Stored entries
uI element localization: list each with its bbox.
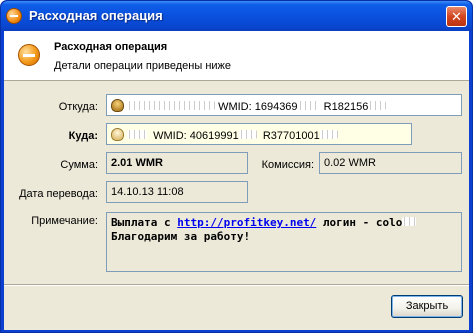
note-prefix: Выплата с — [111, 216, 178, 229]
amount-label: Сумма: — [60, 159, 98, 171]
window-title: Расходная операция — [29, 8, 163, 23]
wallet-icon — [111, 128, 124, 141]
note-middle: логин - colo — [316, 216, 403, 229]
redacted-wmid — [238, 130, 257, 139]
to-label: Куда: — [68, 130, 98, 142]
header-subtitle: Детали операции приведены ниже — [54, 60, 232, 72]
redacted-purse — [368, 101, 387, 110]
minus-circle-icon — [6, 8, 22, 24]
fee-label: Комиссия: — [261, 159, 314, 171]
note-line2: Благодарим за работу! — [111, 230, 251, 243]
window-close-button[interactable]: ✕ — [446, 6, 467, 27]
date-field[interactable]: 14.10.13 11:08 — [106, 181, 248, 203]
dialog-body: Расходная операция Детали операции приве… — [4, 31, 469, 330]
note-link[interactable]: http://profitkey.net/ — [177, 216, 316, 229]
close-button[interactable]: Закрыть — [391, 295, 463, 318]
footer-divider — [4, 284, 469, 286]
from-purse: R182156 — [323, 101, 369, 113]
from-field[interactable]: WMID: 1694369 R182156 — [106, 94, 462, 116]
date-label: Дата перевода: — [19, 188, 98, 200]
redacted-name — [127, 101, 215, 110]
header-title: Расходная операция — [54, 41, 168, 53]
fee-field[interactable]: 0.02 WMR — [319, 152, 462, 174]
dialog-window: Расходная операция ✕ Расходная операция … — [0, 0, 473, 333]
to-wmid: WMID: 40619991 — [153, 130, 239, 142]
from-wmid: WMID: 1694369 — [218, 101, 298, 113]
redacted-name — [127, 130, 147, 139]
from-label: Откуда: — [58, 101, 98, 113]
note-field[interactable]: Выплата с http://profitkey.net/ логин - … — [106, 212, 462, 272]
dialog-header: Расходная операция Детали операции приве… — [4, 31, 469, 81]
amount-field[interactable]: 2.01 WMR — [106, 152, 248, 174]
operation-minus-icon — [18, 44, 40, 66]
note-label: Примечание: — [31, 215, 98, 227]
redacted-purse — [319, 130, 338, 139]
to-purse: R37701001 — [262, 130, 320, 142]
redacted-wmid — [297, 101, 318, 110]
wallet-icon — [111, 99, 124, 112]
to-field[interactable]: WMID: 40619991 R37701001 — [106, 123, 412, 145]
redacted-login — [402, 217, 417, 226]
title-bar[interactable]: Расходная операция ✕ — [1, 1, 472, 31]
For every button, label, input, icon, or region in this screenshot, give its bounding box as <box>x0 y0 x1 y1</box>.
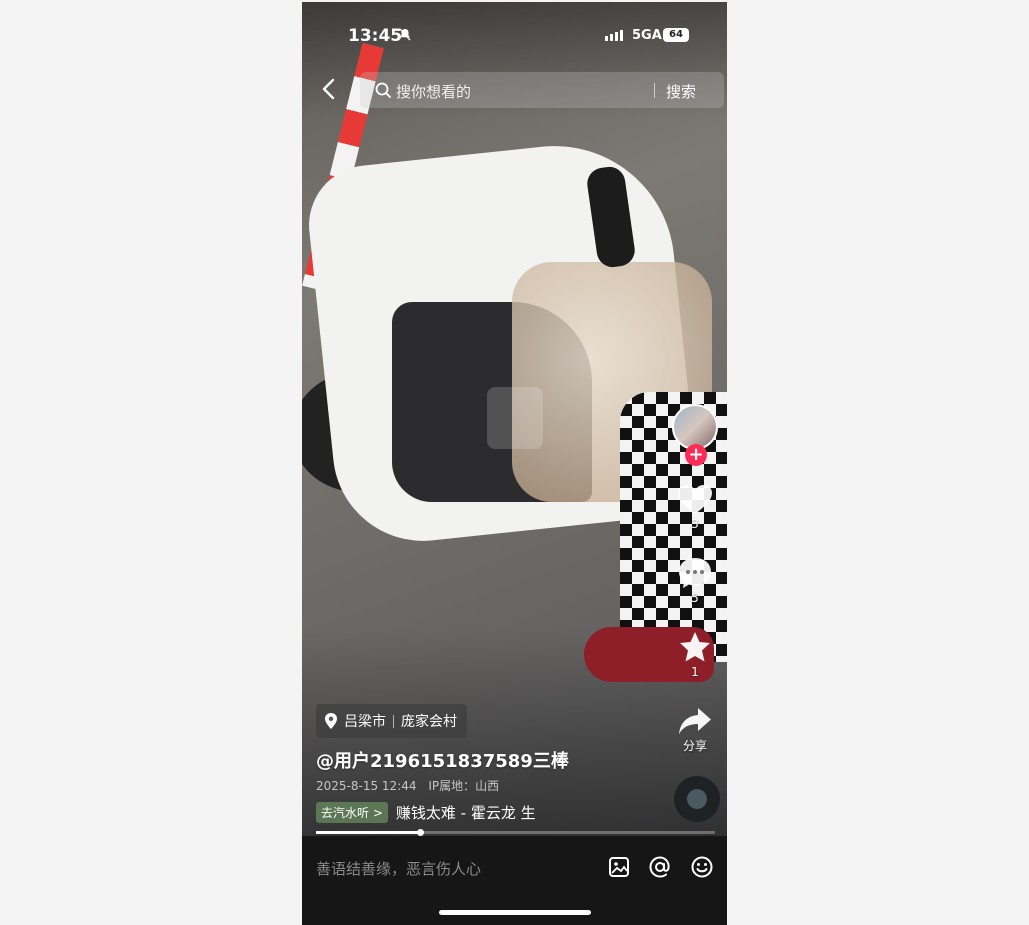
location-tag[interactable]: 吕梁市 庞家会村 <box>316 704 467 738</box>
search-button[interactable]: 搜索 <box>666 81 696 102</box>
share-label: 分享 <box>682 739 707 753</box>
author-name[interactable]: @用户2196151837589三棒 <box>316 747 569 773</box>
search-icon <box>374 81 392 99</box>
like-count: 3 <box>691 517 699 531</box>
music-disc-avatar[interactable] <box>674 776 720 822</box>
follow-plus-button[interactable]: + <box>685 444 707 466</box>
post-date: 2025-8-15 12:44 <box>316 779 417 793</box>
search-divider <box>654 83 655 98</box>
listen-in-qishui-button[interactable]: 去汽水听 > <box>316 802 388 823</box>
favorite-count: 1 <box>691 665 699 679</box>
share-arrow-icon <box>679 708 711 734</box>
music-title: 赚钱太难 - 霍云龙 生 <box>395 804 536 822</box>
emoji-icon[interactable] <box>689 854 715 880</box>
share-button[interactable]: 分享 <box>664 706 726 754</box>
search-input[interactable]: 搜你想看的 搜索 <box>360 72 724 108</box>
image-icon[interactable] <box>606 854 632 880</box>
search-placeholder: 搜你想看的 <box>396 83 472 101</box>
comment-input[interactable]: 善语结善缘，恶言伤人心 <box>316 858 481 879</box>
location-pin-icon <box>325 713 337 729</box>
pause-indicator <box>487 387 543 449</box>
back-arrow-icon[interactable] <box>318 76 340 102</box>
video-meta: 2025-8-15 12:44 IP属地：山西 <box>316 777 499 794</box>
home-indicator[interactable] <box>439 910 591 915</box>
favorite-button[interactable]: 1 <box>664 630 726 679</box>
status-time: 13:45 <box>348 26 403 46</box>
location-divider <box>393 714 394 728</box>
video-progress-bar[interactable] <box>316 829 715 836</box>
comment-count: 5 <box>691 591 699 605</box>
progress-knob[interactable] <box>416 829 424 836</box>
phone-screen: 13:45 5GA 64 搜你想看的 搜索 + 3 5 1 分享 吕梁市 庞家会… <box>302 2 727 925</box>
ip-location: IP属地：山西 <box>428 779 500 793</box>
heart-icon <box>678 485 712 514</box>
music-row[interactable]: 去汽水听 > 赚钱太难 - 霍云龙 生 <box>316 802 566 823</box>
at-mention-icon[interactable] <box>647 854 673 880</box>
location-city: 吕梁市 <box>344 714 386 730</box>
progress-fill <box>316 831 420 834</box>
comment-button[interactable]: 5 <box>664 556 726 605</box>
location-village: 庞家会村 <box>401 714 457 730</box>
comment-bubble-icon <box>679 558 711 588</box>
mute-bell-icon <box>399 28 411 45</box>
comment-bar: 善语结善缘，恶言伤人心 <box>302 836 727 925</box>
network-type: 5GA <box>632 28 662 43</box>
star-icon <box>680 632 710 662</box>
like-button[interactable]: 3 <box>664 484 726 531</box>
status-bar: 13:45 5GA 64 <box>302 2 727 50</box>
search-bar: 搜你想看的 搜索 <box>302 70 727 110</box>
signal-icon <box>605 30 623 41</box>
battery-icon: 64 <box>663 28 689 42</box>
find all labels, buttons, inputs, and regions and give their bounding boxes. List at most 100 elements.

TASK REQUIREMENTS
Copy out every line of the listing above word for word, leaving out the pictures.

ANSWER IN FULL
uI element localization: list each with its bbox.
note-prefix: Выплата с — [111, 216, 178, 229]
amount-label: Сумма: — [60, 159, 98, 171]
window-title: Расходная операция — [29, 8, 163, 23]
wallet-icon — [111, 128, 124, 141]
note-middle: логин - colo — [316, 216, 403, 229]
redacted-wmid — [238, 130, 257, 139]
to-label: Куда: — [68, 130, 98, 142]
header-subtitle: Детали операции приведены ниже — [54, 60, 232, 72]
redacted-purse — [368, 101, 387, 110]
minus-circle-icon — [6, 8, 22, 24]
fee-label: Комиссия: — [261, 159, 314, 171]
note-line2: Благодарим за работу! — [111, 230, 251, 243]
window-close-button[interactable]: ✕ — [446, 6, 467, 27]
date-field[interactable]: 14.10.13 11:08 — [106, 181, 248, 203]
dialog-body: Расходная операция Детали операции приве… — [4, 31, 469, 330]
note-link[interactable]: http://profitkey.net/ — [177, 216, 316, 229]
close-button[interactable]: Закрыть — [391, 295, 463, 318]
footer-divider — [4, 284, 469, 286]
from-purse: R182156 — [323, 101, 369, 113]
from-field[interactable]: WMID: 1694369 R182156 — [106, 94, 462, 116]
date-label: Дата перевода: — [19, 188, 98, 200]
redacted-name — [127, 101, 215, 110]
header-title: Расходная операция — [54, 41, 168, 53]
fee-field[interactable]: 0.02 WMR — [319, 152, 462, 174]
dialog-window: Расходная операция ✕ Расходная операция … — [0, 0, 473, 333]
to-wmid: WMID: 40619991 — [153, 130, 239, 142]
from-wmid: WMID: 1694369 — [218, 101, 298, 113]
redacted-name — [127, 130, 147, 139]
from-label: Откуда: — [58, 101, 98, 113]
note-field[interactable]: Выплата с http://profitkey.net/ логин - … — [106, 212, 462, 272]
dialog-header: Расходная операция Детали операции приве… — [4, 31, 469, 81]
amount-field[interactable]: 2.01 WMR — [106, 152, 248, 174]
operation-minus-icon — [18, 44, 40, 66]
note-label: Примечание: — [31, 215, 98, 227]
redacted-purse — [319, 130, 338, 139]
to-purse: R37701001 — [262, 130, 320, 142]
redacted-wmid — [297, 101, 318, 110]
wallet-icon — [111, 99, 124, 112]
to-field[interactable]: WMID: 40619991 R37701001 — [106, 123, 412, 145]
redacted-login — [402, 217, 417, 226]
title-bar[interactable]: Расходная операция ✕ — [1, 1, 472, 31]
For every button, label, input, icon, or region in this screenshot, give its bounding box as <box>x0 y0 x1 y1</box>.
location-tag[interactable]: 吕梁市 庞家会村 <box>316 704 467 738</box>
search-button[interactable]: 搜索 <box>666 81 696 102</box>
share-label: 分享 <box>682 739 707 753</box>
author-name[interactable]: @用户2196151837589三棒 <box>316 747 569 773</box>
search-icon <box>374 81 392 99</box>
like-count: 3 <box>691 517 699 531</box>
music-disc-avatar[interactable] <box>674 776 720 822</box>
follow-plus-button[interactable]: + <box>685 444 707 466</box>
post-date: 2025-8-15 12:44 <box>316 779 417 793</box>
search-divider <box>654 83 655 98</box>
listen-in-qishui-button[interactable]: 去汽水听 > <box>316 802 388 823</box>
favorite-count: 1 <box>691 665 699 679</box>
share-arrow-icon <box>679 708 711 734</box>
music-title: 赚钱太难 - 霍云龙 生 <box>395 804 536 822</box>
emoji-icon[interactable] <box>689 854 715 880</box>
share-button[interactable]: 分享 <box>664 706 726 754</box>
search-input[interactable]: 搜你想看的 搜索 <box>360 72 724 108</box>
image-icon[interactable] <box>606 854 632 880</box>
search-placeholder: 搜你想看的 <box>396 83 472 101</box>
comment-input[interactable]: 善语结善缘，恶言伤人心 <box>316 858 481 879</box>
location-pin-icon <box>325 713 337 729</box>
pause-indicator <box>487 387 543 449</box>
back-arrow-icon[interactable] <box>318 76 340 102</box>
video-meta: 2025-8-15 12:44 IP属地：山西 <box>316 777 499 794</box>
home-indicator[interactable] <box>439 910 591 915</box>
favorite-button[interactable]: 1 <box>664 630 726 679</box>
status-time: 13:45 <box>348 26 403 46</box>
location-divider <box>393 714 394 728</box>
video-progress-bar[interactable] <box>316 829 715 836</box>
comment-count: 5 <box>691 591 699 605</box>
progress-knob[interactable] <box>416 829 424 836</box>
phone-screen: 13:45 5GA 64 搜你想看的 搜索 + 3 5 1 分享 吕梁市 庞家会… <box>302 2 727 925</box>
ip-location: IP属地：山西 <box>428 779 500 793</box>
heart-icon <box>678 485 712 514</box>
music-row[interactable]: 去汽水听 > 赚钱太难 - 霍云龙 生 <box>316 802 566 823</box>
at-mention-icon[interactable] <box>647 854 673 880</box>
location-city: 吕梁市 <box>344 714 386 730</box>
progress-fill <box>316 831 420 834</box>
comment-button[interactable]: 5 <box>664 556 726 605</box>
location-village: 庞家会村 <box>401 714 457 730</box>
comment-bubble-icon <box>679 558 711 588</box>
mute-bell-icon <box>399 28 411 45</box>
comment-bar: 善语结善缘，恶言伤人心 <box>302 836 727 925</box>
network-type: 5GA <box>632 28 662 43</box>
star-icon <box>680 632 710 662</box>
like-button[interactable]: 3 <box>664 484 726 531</box>
status-bar: 13:45 5GA 64 <box>302 2 727 50</box>
search-bar: 搜你想看的 搜索 <box>302 70 727 110</box>
signal-icon <box>605 30 623 41</box>
battery-icon: 64 <box>663 28 689 42</box>
find all labels, buttons, inputs, and regions and give their bounding boxes. List at most 100 elements.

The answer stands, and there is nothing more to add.